Goal →
Each entry below must be repeated exactly, with pictures left out.
--- start of Exercise materials ---
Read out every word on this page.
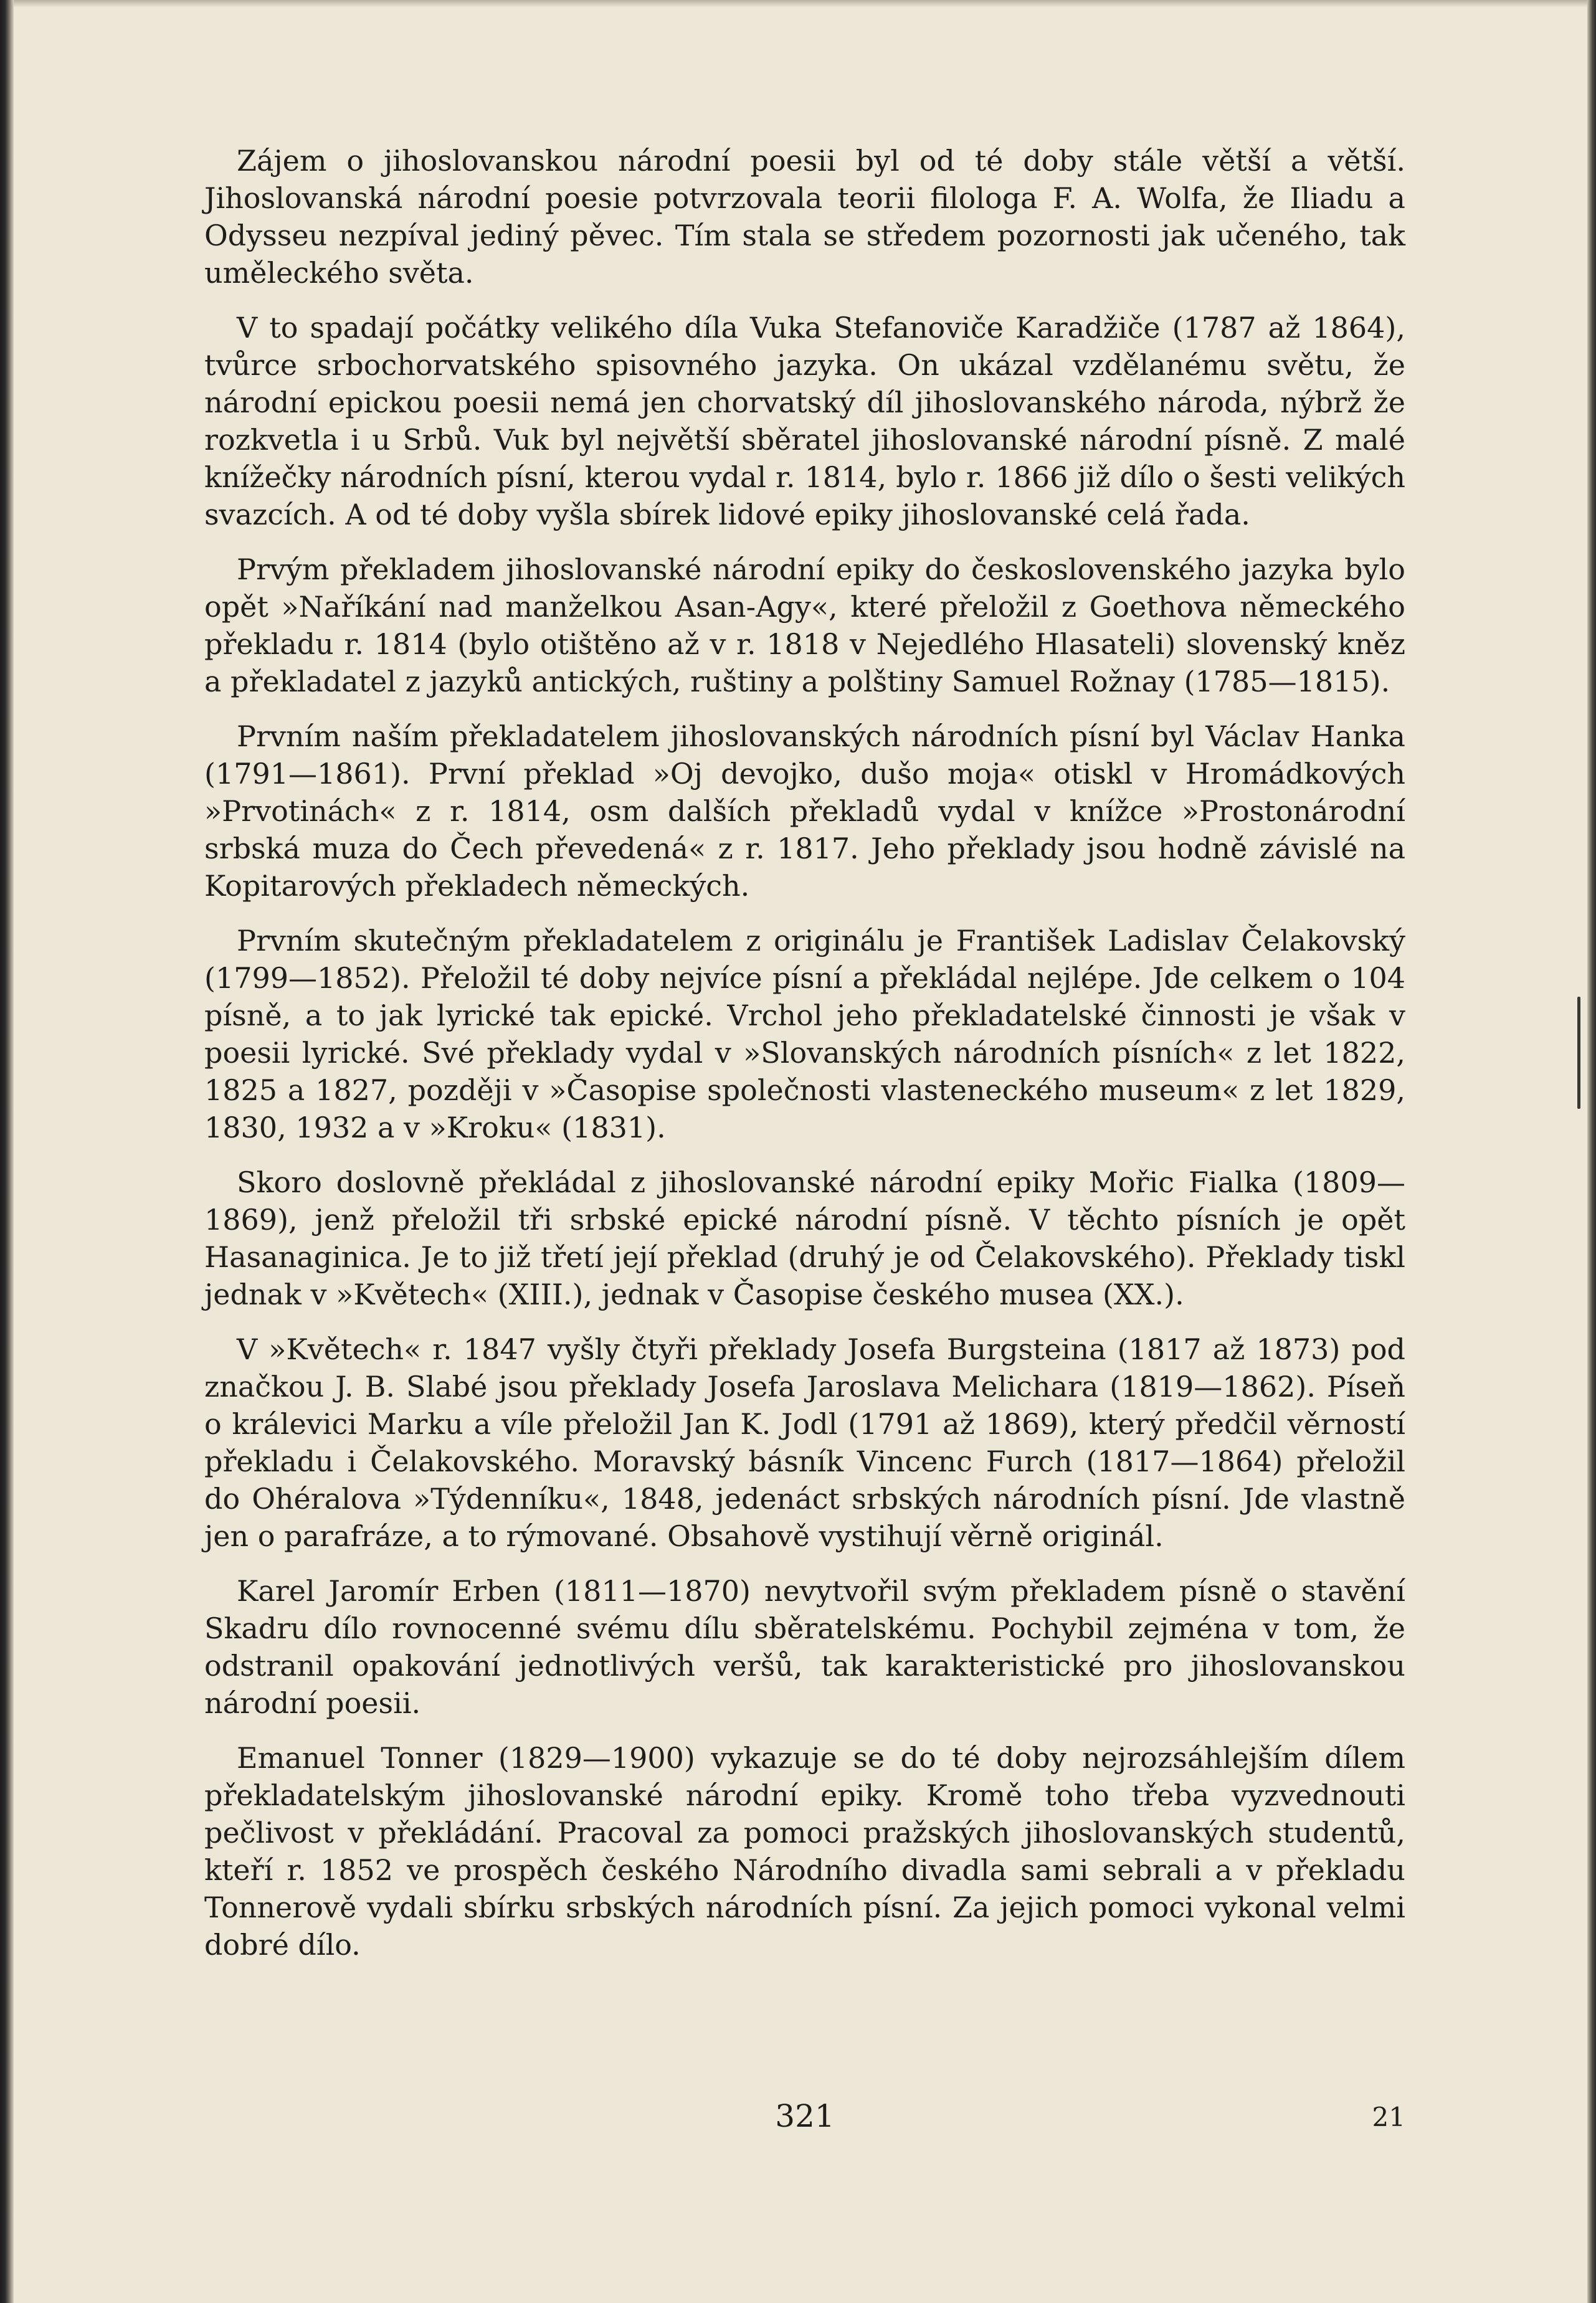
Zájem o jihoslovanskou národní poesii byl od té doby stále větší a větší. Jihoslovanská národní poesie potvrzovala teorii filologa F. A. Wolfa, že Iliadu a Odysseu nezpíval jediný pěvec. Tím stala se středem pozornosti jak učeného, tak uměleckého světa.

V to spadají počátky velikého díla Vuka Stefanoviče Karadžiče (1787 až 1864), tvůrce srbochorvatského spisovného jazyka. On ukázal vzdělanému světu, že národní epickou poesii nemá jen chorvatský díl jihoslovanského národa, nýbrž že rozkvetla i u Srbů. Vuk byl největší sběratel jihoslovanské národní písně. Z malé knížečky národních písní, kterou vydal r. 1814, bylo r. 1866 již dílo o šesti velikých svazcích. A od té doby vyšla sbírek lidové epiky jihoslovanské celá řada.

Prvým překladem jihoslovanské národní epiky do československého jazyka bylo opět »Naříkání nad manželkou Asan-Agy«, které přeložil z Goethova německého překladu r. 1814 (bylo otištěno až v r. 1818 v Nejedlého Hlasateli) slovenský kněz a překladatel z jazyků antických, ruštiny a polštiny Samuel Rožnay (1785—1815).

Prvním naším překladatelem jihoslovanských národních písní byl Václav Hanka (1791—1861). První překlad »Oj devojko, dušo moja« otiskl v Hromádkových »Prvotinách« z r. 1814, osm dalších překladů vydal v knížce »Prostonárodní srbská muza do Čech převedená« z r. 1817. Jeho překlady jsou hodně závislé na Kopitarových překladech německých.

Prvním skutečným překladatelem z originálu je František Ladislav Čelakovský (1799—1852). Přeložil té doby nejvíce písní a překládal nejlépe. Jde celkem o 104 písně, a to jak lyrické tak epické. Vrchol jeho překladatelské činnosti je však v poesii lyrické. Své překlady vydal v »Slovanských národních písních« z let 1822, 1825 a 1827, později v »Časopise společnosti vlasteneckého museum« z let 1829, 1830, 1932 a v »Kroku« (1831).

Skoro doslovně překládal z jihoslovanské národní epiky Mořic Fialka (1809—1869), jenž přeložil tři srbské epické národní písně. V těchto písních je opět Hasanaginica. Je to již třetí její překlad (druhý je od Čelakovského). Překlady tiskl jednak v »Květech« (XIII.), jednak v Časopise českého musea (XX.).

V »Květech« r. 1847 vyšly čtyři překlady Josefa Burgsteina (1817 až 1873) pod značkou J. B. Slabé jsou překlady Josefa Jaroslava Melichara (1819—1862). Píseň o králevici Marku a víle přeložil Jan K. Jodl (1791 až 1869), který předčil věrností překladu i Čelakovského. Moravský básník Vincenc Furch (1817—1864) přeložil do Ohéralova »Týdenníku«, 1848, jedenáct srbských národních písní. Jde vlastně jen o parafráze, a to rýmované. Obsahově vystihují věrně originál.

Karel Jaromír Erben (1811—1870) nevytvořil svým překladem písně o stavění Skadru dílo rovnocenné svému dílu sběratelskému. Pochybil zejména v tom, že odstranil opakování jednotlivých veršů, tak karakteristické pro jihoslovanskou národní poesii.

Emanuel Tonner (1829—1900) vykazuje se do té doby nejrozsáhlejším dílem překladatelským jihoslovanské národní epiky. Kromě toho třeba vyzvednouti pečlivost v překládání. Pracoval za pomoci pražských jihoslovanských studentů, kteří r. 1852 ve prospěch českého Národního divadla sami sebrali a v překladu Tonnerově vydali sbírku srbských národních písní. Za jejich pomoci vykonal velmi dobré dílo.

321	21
--- end of Exercise materials ---
Complete response →
Read out every word on this page.
Zájem o jihoslovanskou národní poesii byl od té doby stále větší a větší. Jihoslovanská národní poesie potvrzovala teorii filologa F. A. Wolfa, že Iliadu a Odysseu nezpíval jediný pěvec. Tím stala se středem pozornosti jak učeného, tak uměleckého světa.

V to spadají počátky velikého díla Vuka Stefanoviče Karadžiče (1787 až 1864), tvůrce srbochorvatského spisovného jazyka. On ukázal vzdělanému světu, že národní epickou poesii nemá jen chorvatský díl jihoslovanského národa, nýbrž že rozkvetla i u Srbů. Vuk byl největší sběratel jihoslovanské národní písně. Z malé knížečky národních písní, kterou vydal r. 1814, bylo r. 1866 již dílo o šesti velikých svazcích. A od té doby vyšla sbírek lidové epiky jihoslovanské celá řada.

Prvým překladem jihoslovanské národní epiky do československého jazyka bylo opět »Naříkání nad manželkou Asan-Agy«, které přeložil z Goethova německého překladu r. 1814 (bylo otištěno až v r. 1818 v Nejedlého Hlasateli) slovenský kněz a překladatel z jazyků antických, ruštiny a polštiny Samuel Rožnay (1785—1815).

Prvním naším překladatelem jihoslovanských národních písní byl Václav Hanka (1791—1861). První překlad »Oj devojko, dušo moja« otiskl v Hromádkových »Prvotinách« z r. 1814, osm dalších překladů vydal v knížce »Prostonárodní srbská muza do Čech převedená« z r. 1817. Jeho překlady jsou hodně závislé na Kopitarových překladech německých.

Prvním skutečným překladatelem z originálu je František Ladislav Čelakovský (1799—1852). Přeložil té doby nejvíce písní a překládal nejlépe. Jde celkem o 104 písně, a to jak lyrické tak epické. Vrchol jeho překladatelské činnosti je však v poesii lyrické. Své překlady vydal v »Slovanských národních písních« z let 1822, 1825 a 1827, později v »Časopise společnosti vlasteneckého museum« z let 1829, 1830, 1932 a v »Kroku« (1831).

Skoro doslovně překládal z jihoslovanské národní epiky Mořic Fialka (1809—1869), jenž přeložil tři srbské epické národní písně. V těchto písních je opět Hasanaginica. Je to již třetí její překlad (druhý je od Čelakovského). Překlady tiskl jednak v »Květech« (XIII.), jednak v Časopise českého musea (XX.).

V »Květech« r. 1847 vyšly čtyři překlady Josefa Burgsteina (1817 až 1873) pod značkou J. B. Slabé jsou překlady Josefa Jaroslava Melichara (1819—1862). Píseň o králevici Marku a víle přeložil Jan K. Jodl (1791 až 1869), který předčil věrností překladu i Čelakovského. Moravský básník Vincenc Furch (1817—1864) přeložil do Ohéralova »Týdenníku«, 1848, jedenáct srbských národních písní. Jde vlastně jen o parafráze, a to rýmované. Obsahově vystihují věrně originál.

Karel Jaromír Erben (1811—1870) nevytvořil svým překladem písně o stavění Skadru dílo rovnocenné svému dílu sběratelskému. Pochybil zejména v tom, že odstranil opakování jednotlivých veršů, tak karakteristické pro jihoslovanskou národní poesii.

Emanuel Tonner (1829—1900) vykazuje se do té doby nejrozsáhlejším dílem překladatelským jihoslovanské národní epiky. Kromě toho třeba vyzvednouti pečlivost v překládání. Pracoval za pomoci pražských jihoslovanských studentů, kteří r. 1852 ve prospěch českého Národního divadla sami sebrali a v překladu Tonnerově vydali sbírku srbských národních písní. Za jejich pomoci vykonal velmi dobré dílo.

321	21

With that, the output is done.